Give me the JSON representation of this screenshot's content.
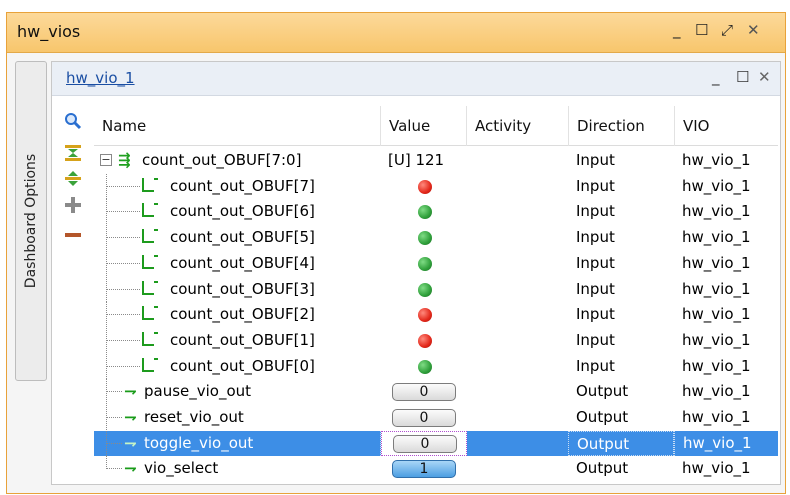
{
  "outer_window": {
    "title": "hw_vios",
    "minimize": "_",
    "maximize": "☐",
    "restore": "⤢",
    "close": "✕"
  },
  "side_tab": {
    "label": "Dashboard Options"
  },
  "inner_window": {
    "title": "hw_vio_1",
    "minimize": "_",
    "maximize": "☐",
    "close": "✕"
  },
  "toolbar": {
    "icons": [
      "search-icon",
      "collapse-all-icon",
      "expand-all-icon",
      "add-icon",
      "remove-icon"
    ],
    "colors": {
      "search": "#2a6fd0",
      "collapse": "#d6a21a",
      "expand": "#3aa23a",
      "add": "#8a8a8a",
      "remove": "#b4562a"
    }
  },
  "table": {
    "columns": [
      "Name",
      "Value",
      "Activity",
      "Direction",
      "VIO"
    ],
    "rows": [
      {
        "name": "count_out_OBUF[7:0]",
        "value": "[U] 121",
        "activity": "",
        "direction": "Input",
        "vio": "hw_vio_1",
        "kind": "bus"
      },
      {
        "name": "count_out_OBUF[7]",
        "value": "",
        "led": "red",
        "activity": "",
        "direction": "Input",
        "vio": "hw_vio_1",
        "kind": "bit"
      },
      {
        "name": "count_out_OBUF[6]",
        "value": "",
        "led": "green",
        "activity": "",
        "direction": "Input",
        "vio": "hw_vio_1",
        "kind": "bit"
      },
      {
        "name": "count_out_OBUF[5]",
        "value": "",
        "led": "green",
        "activity": "",
        "direction": "Input",
        "vio": "hw_vio_1",
        "kind": "bit"
      },
      {
        "name": "count_out_OBUF[4]",
        "value": "",
        "led": "green",
        "activity": "",
        "direction": "Input",
        "vio": "hw_vio_1",
        "kind": "bit"
      },
      {
        "name": "count_out_OBUF[3]",
        "value": "",
        "led": "green",
        "activity": "",
        "direction": "Input",
        "vio": "hw_vio_1",
        "kind": "bit"
      },
      {
        "name": "count_out_OBUF[2]",
        "value": "",
        "led": "red",
        "activity": "",
        "direction": "Input",
        "vio": "hw_vio_1",
        "kind": "bit"
      },
      {
        "name": "count_out_OBUF[1]",
        "value": "",
        "led": "red",
        "activity": "",
        "direction": "Input",
        "vio": "hw_vio_1",
        "kind": "bit"
      },
      {
        "name": "count_out_OBUF[0]",
        "value": "",
        "led": "green",
        "activity": "",
        "direction": "Input",
        "vio": "hw_vio_1",
        "kind": "bit"
      },
      {
        "name": "pause_vio_out",
        "value": "0",
        "activity": "",
        "direction": "Output",
        "vio": "hw_vio_1",
        "kind": "out"
      },
      {
        "name": "reset_vio_out",
        "value": "0",
        "activity": "",
        "direction": "Output",
        "vio": "hw_vio_1",
        "kind": "out"
      },
      {
        "name": "toggle_vio_out",
        "value": "0",
        "activity": "",
        "direction": "Output",
        "vio": "hw_vio_1",
        "kind": "out",
        "selected": true
      },
      {
        "name": "vio_select",
        "value": "1",
        "activity": "",
        "direction": "Output",
        "vio": "hw_vio_1",
        "kind": "out",
        "on": true
      }
    ]
  }
}
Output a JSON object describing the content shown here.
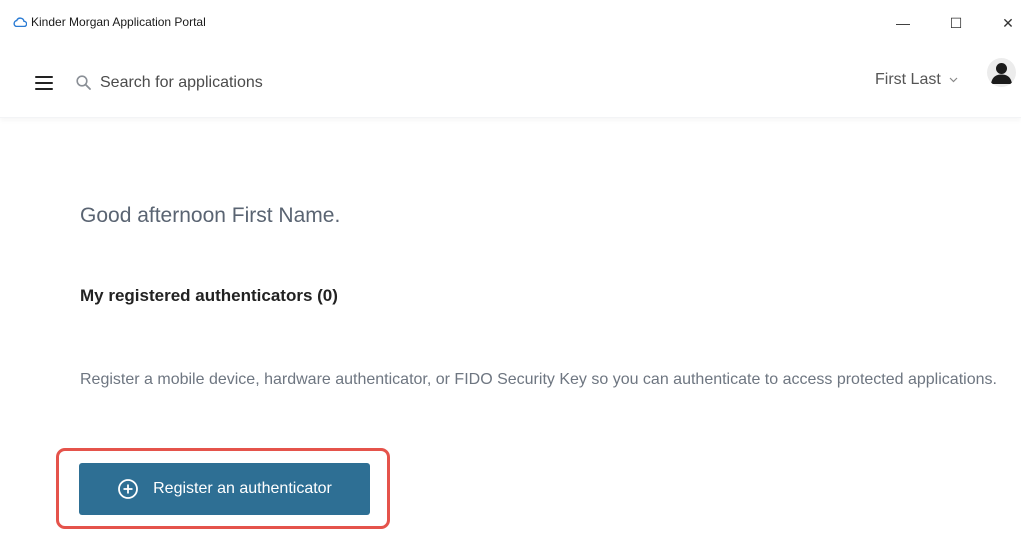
{
  "window": {
    "title": "Kinder Morgan Application Portal",
    "minimize_glyph": "—",
    "maximize_glyph": "☐",
    "close_glyph": "✕"
  },
  "header": {
    "search_placeholder": "Search for applications",
    "user_name": "First Last"
  },
  "main": {
    "greeting": "Good afternoon First Name.",
    "authenticators_heading": "My registered authenticators (0)",
    "description": "Register a mobile device, hardware authenticator, or FIDO Security Key so you can authenticate to access protected applications.",
    "register_button_label": "Register an authenticator"
  },
  "colors": {
    "accent": "#2e6f94",
    "highlight": "#e5534b",
    "app_icon": "#2a7bd4"
  },
  "icons": [
    "cloud-app-icon",
    "hamburger-menu-icon",
    "search-icon",
    "chevron-down-icon",
    "user-avatar-icon",
    "plus-circle-icon"
  ]
}
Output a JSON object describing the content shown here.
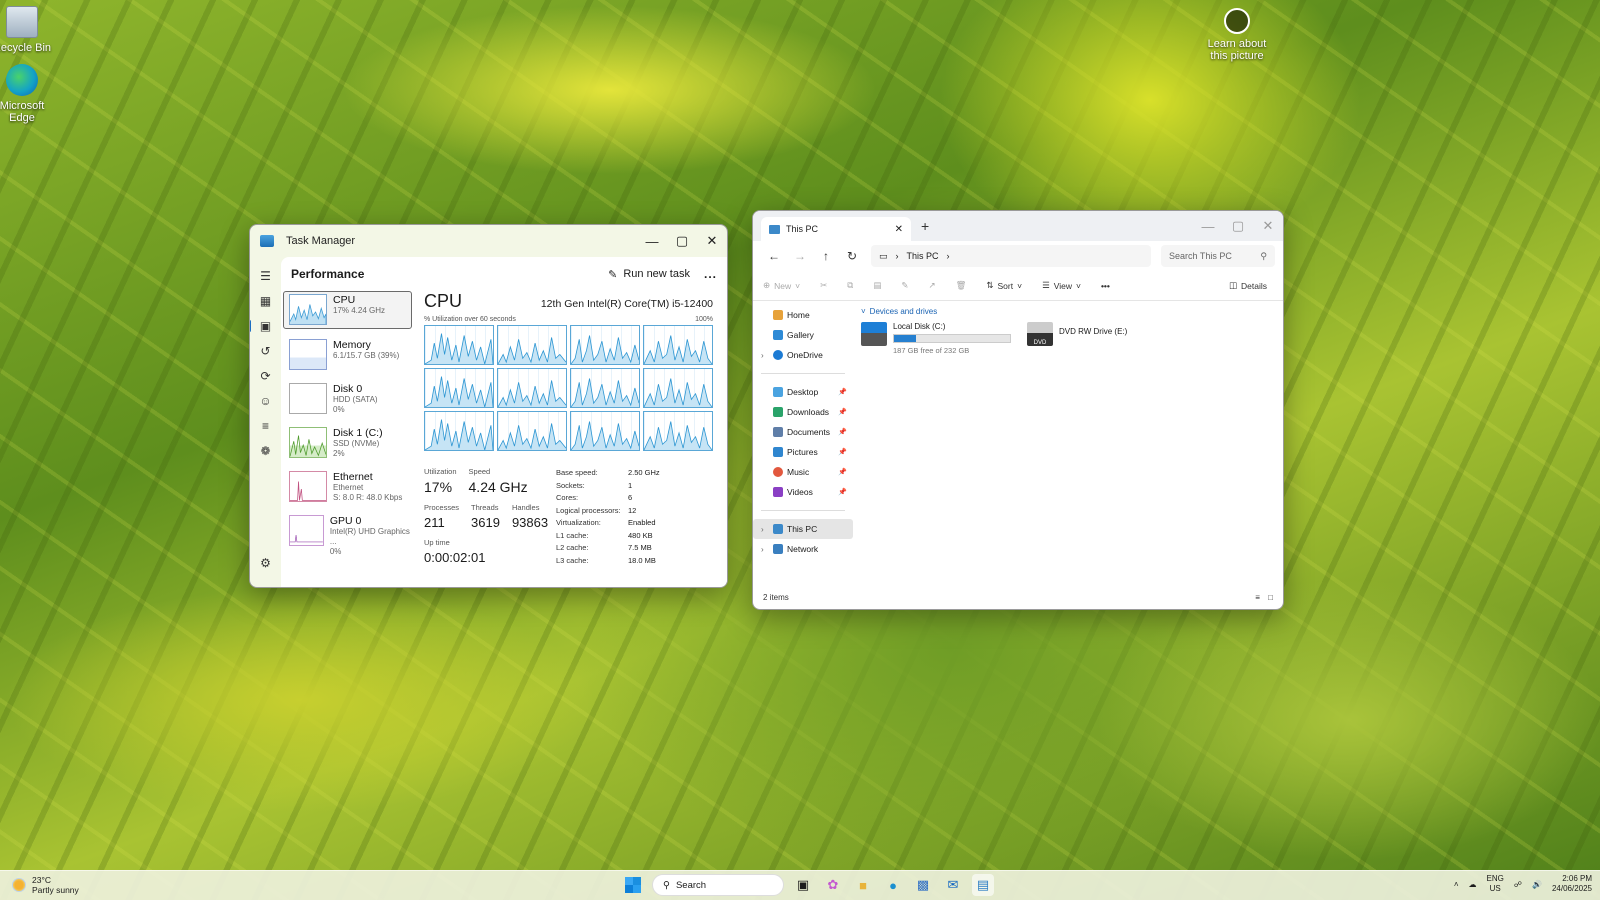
{
  "desktop": {
    "icons": [
      {
        "label": "Recycle Bin",
        "icon": "recycle-bin-icon"
      },
      {
        "label": "Microsoft Edge",
        "icon": "edge-icon"
      }
    ],
    "learn_about": "Learn about this picture"
  },
  "task_manager": {
    "title": "Task Manager",
    "section": "Performance",
    "run_new_task": "Run new task",
    "more": "...",
    "resources": [
      {
        "name": "CPU",
        "sub": "17% 4.24 GHz",
        "sub2": ""
      },
      {
        "name": "Memory",
        "sub": "6.1/15.7 GB (39%)",
        "sub2": ""
      },
      {
        "name": "Disk 0",
        "sub": "HDD (SATA)",
        "sub2": "0%"
      },
      {
        "name": "Disk 1 (C:)",
        "sub": "SSD (NVMe)",
        "sub2": "2%"
      },
      {
        "name": "Ethernet",
        "sub": "Ethernet",
        "sub2": "S: 8.0  R: 48.0 Kbps"
      },
      {
        "name": "GPU 0",
        "sub": "Intel(R) UHD Graphics ...",
        "sub2": "0%"
      }
    ],
    "cpu": {
      "title": "CPU",
      "model": "12th Gen Intel(R) Core(TM) i5-12400",
      "axis_left": "% Utilization over 60 seconds",
      "axis_right": "100%",
      "utilization_label": "Utilization",
      "utilization": "17%",
      "speed_label": "Speed",
      "speed": "4.24 GHz",
      "processes_label": "Processes",
      "processes": "211",
      "threads_label": "Threads",
      "threads": "3619",
      "handles_label": "Handles",
      "handles": "93863",
      "uptime_label": "Up time",
      "uptime": "0:00:02:01",
      "specs": [
        {
          "k": "Base speed:",
          "v": "2.50 GHz"
        },
        {
          "k": "Sockets:",
          "v": "1"
        },
        {
          "k": "Cores:",
          "v": "6"
        },
        {
          "k": "Logical processors:",
          "v": "12"
        },
        {
          "k": "Virtualization:",
          "v": "Enabled"
        },
        {
          "k": "L1 cache:",
          "v": "480 KB"
        },
        {
          "k": "L2 cache:",
          "v": "7.5 MB"
        },
        {
          "k": "L3 cache:",
          "v": "18.0 MB"
        }
      ]
    }
  },
  "explorer": {
    "tab_title": "This PC",
    "breadcrumb": "This PC",
    "search_placeholder": "Search This PC",
    "toolbar": {
      "new": "New",
      "sort": "Sort",
      "view": "View",
      "details": "Details"
    },
    "sidebar": {
      "top": [
        {
          "label": "Home",
          "chev": false
        },
        {
          "label": "Gallery",
          "chev": false
        },
        {
          "label": "OneDrive",
          "chev": true
        }
      ],
      "pinned": [
        {
          "label": "Desktop"
        },
        {
          "label": "Downloads"
        },
        {
          "label": "Documents"
        },
        {
          "label": "Pictures"
        },
        {
          "label": "Music"
        },
        {
          "label": "Videos"
        }
      ],
      "bottom": [
        {
          "label": "This PC"
        },
        {
          "label": "Network"
        }
      ]
    },
    "group_label": "Devices and drives",
    "drives": [
      {
        "name": "Local Disk (C:)",
        "free": "187 GB free of 232 GB",
        "used_fraction": 0.19
      },
      {
        "name": "DVD RW Drive (E:)",
        "label": "DVD"
      }
    ],
    "status": "2 items"
  },
  "taskbar": {
    "temperature": "23°C",
    "condition": "Partly sunny",
    "search_label": "Search",
    "lang": "ENG",
    "region": "US",
    "time": "2:06 PM",
    "date": "24/06/2025"
  }
}
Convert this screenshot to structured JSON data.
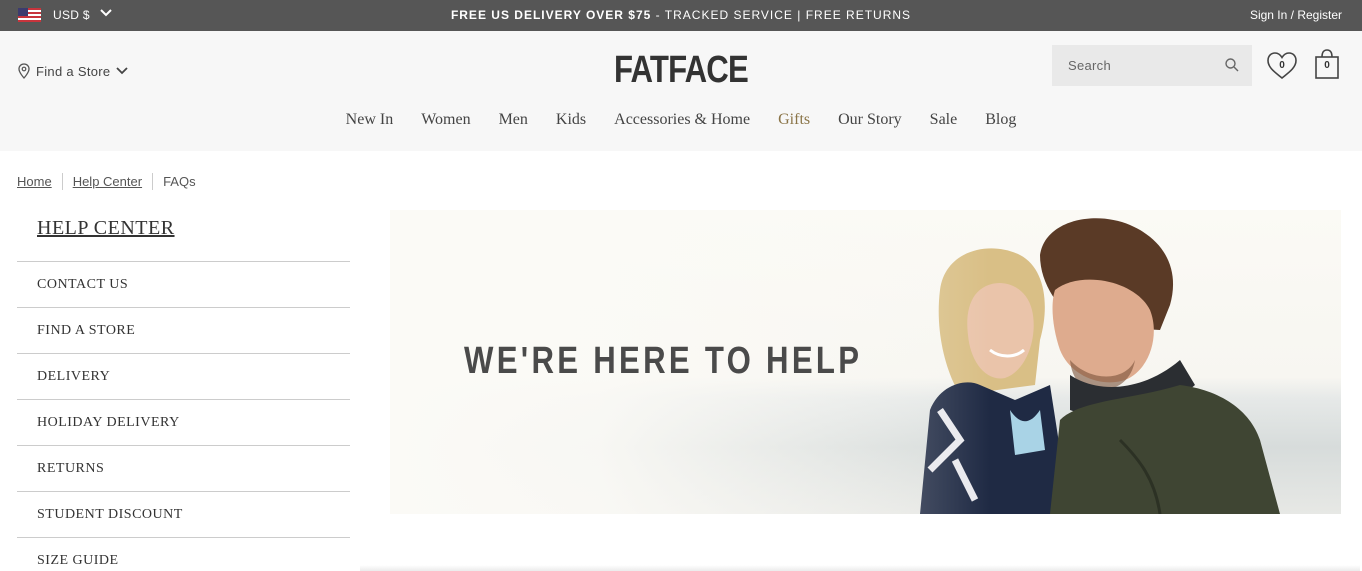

┄┄┄┄┄┄

**WHAT THE TASK REQUIRES**
Quote every entry exactly, with the pictures omitted.

**ANSWER TO THIS PROBLEM**
Give me the JSON representation of this screenshot's content.
{
  "outer_window": {
    "title": "hw_vios",
    "minimize": "_",
    "maximize": "☐",
    "restore": "⤢",
    "close": "✕"
  },
  "side_tab": {
    "label": "Dashboard Options"
  },
  "inner_window": {
    "title": "hw_vio_1",
    "minimize": "_",
    "maximize": "☐",
    "close": "✕"
  },
  "toolbar": {
    "icons": [
      "search-icon",
      "collapse-all-icon",
      "expand-all-icon",
      "add-icon",
      "remove-icon"
    ],
    "colors": {
      "search": "#2a6fd0",
      "collapse": "#d6a21a",
      "expand": "#3aa23a",
      "add": "#8a8a8a",
      "remove": "#b4562a"
    }
  },
  "table": {
    "columns": [
      "Name",
      "Value",
      "Activity",
      "Direction",
      "VIO"
    ],
    "rows": [
      {
        "name": "count_out_OBUF[7:0]",
        "value": "[U] 121",
        "activity": "",
        "direction": "Input",
        "vio": "hw_vio_1",
        "kind": "bus"
      },
      {
        "name": "count_out_OBUF[7]",
        "value": "",
        "led": "red",
        "activity": "",
        "direction": "Input",
        "vio": "hw_vio_1",
        "kind": "bit"
      },
      {
        "name": "count_out_OBUF[6]",
        "value": "",
        "led": "green",
        "activity": "",
        "direction": "Input",
        "vio": "hw_vio_1",
        "kind": "bit"
      },
      {
        "name": "count_out_OBUF[5]",
        "value": "",
        "led": "green",
        "activity": "",
        "direction": "Input",
        "vio": "hw_vio_1",
        "kind": "bit"
      },
      {
        "name": "count_out_OBUF[4]",
        "value": "",
        "led": "green",
        "activity": "",
        "direction": "Input",
        "vio": "hw_vio_1",
        "kind": "bit"
      },
      {
        "name": "count_out_OBUF[3]",
        "value": "",
        "led": "green",
        "activity": "",
        "direction": "Input",
        "vio": "hw_vio_1",
        "kind": "bit"
      },
      {
        "name": "count_out_OBUF[2]",
        "value": "",
        "led": "red",
        "activity": "",
        "direction": "Input",
        "vio": "hw_vio_1",
        "kind": "bit"
      },
      {
        "name": "count_out_OBUF[1]",
        "value": "",
        "led": "red",
        "activity": "",
        "direction": "Input",
        "vio": "hw_vio_1",
        "kind": "bit"
      },
      {
        "name": "count_out_OBUF[0]",
        "value": "",
        "led": "green",
        "activity": "",
        "direction": "Input",
        "vio": "hw_vio_1",
        "kind": "bit"
      },
      {
        "name": "pause_vio_out",
        "value": "0",
        "activity": "",
        "direction": "Output",
        "vio": "hw_vio_1",
        "kind": "out"
      },
      {
        "name": "reset_vio_out",
        "value": "0",
        "activity": "",
        "direction": "Output",
        "vio": "hw_vio_1",
        "kind": "out"
      },
      {
        "name": "toggle_vio_out",
        "value": "0",
        "activity": "",
        "direction": "Output",
        "vio": "hw_vio_1",
        "kind": "out",
        "selected": true
      },
      {
        "name": "vio_select",
        "value": "1",
        "activity": "",
        "direction": "Output",
        "vio": "hw_vio_1",
        "kind": "out",
        "on": true
      }
    ]
  }
}
Output a JSON object describing the content shown here.
{
  "window": {
    "title": "Kinder Morgan Application Portal",
    "minimize_glyph": "—",
    "maximize_glyph": "☐",
    "close_glyph": "✕"
  },
  "header": {
    "search_placeholder": "Search for applications",
    "user_name": "First Last"
  },
  "main": {
    "greeting": "Good afternoon First Name.",
    "authenticators_heading": "My registered authenticators (0)",
    "description": "Register a mobile device, hardware authenticator, or FIDO Security Key so you can authenticate to access protected applications.",
    "register_button_label": "Register an authenticator"
  },
  "colors": {
    "accent": "#2e6f94",
    "highlight": "#e5534b",
    "app_icon": "#2a7bd4"
  },
  "icons": [
    "cloud-app-icon",
    "hamburger-menu-icon",
    "search-icon",
    "chevron-down-icon",
    "user-avatar-icon",
    "plus-circle-icon"
  ]
}
Output a JSON object describing the content shown here.
{
  "desktop": {
    "icons": [
      {
        "label": "Recycle Bin",
        "icon": "recycle-bin-icon"
      },
      {
        "label": "Microsoft Edge",
        "icon": "edge-icon"
      }
    ],
    "learn_about": "Learn about this picture"
  },
  "task_manager": {
    "title": "Task Manager",
    "section": "Performance",
    "run_new_task": "Run new task",
    "more": "...",
    "resources": [
      {
        "name": "CPU",
        "sub": "17% 4.24 GHz",
        "sub2": ""
      },
      {
        "name": "Memory",
        "sub": "6.1/15.7 GB (39%)",
        "sub2": ""
      },
      {
        "name": "Disk 0",
        "sub": "HDD (SATA)",
        "sub2": "0%"
      },
      {
        "name": "Disk 1 (C:)",
        "sub": "SSD (NVMe)",
        "sub2": "2%"
      },
      {
        "name": "Ethernet",
        "sub": "Ethernet",
        "sub2": "S: 8.0  R: 48.0 Kbps"
      },
      {
        "name": "GPU 0",
        "sub": "Intel(R) UHD Graphics ...",
        "sub2": "0%"
      }
    ],
    "cpu": {
      "title": "CPU",
      "model": "12th Gen Intel(R) Core(TM) i5-12400",
      "axis_left": "% Utilization over 60 seconds",
      "axis_right": "100%",
      "utilization_label": "Utilization",
      "utilization": "17%",
      "speed_label": "Speed",
      "speed": "4.24 GHz",
      "processes_label": "Processes",
      "processes": "211",
      "threads_label": "Threads",
      "threads": "3619",
      "handles_label": "Handles",
      "handles": "93863",
      "uptime_label": "Up time",
      "uptime": "0:00:02:01",
      "specs": [
        {
          "k": "Base speed:",
          "v": "2.50 GHz"
        },
        {
          "k": "Sockets:",
          "v": "1"
        },
        {
          "k": "Cores:",
          "v": "6"
        },
        {
          "k": "Logical processors:",
          "v": "12"
        },
        {
          "k": "Virtualization:",
          "v": "Enabled"
        },
        {
          "k": "L1 cache:",
          "v": "480 KB"
        },
        {
          "k": "L2 cache:",
          "v": "7.5 MB"
        },
        {
          "k": "L3 cache:",
          "v": "18.0 MB"
        }
      ]
    }
  },
  "explorer": {
    "tab_title": "This PC",
    "breadcrumb": "This PC",
    "search_placeholder": "Search This PC",
    "toolbar": {
      "new": "New",
      "sort": "Sort",
      "view": "View",
      "details": "Details"
    },
    "sidebar": {
      "top": [
        {
          "label": "Home",
          "chev": false
        },
        {
          "label": "Gallery",
          "chev": false
        },
        {
          "label": "OneDrive",
          "chev": true
        }
      ],
      "pinned": [
        {
          "label": "Desktop"
        },
        {
          "label": "Downloads"
        },
        {
          "label": "Documents"
        },
        {
          "label": "Pictures"
        },
        {
          "label": "Music"
        },
        {
          "label": "Videos"
        }
      ],
      "bottom": [
        {
          "label": "This PC"
        },
        {
          "label": "Network"
        }
      ]
    },
    "group_label": "Devices and drives",
    "drives": [
      {
        "name": "Local Disk (C:)",
        "free": "187 GB free of 232 GB",
        "used_fraction": 0.19
      },
      {
        "name": "DVD RW Drive (E:)",
        "label": "DVD"
      }
    ],
    "status": "2 items"
  },
  "taskbar": {
    "temperature": "23°C",
    "condition": "Partly sunny",
    "search_label": "Search",
    "lang": "ENG",
    "region": "US",
    "time": "2:06 PM",
    "date": "24/06/2025"
  }
}
Convert this screenshot to structured JSON data.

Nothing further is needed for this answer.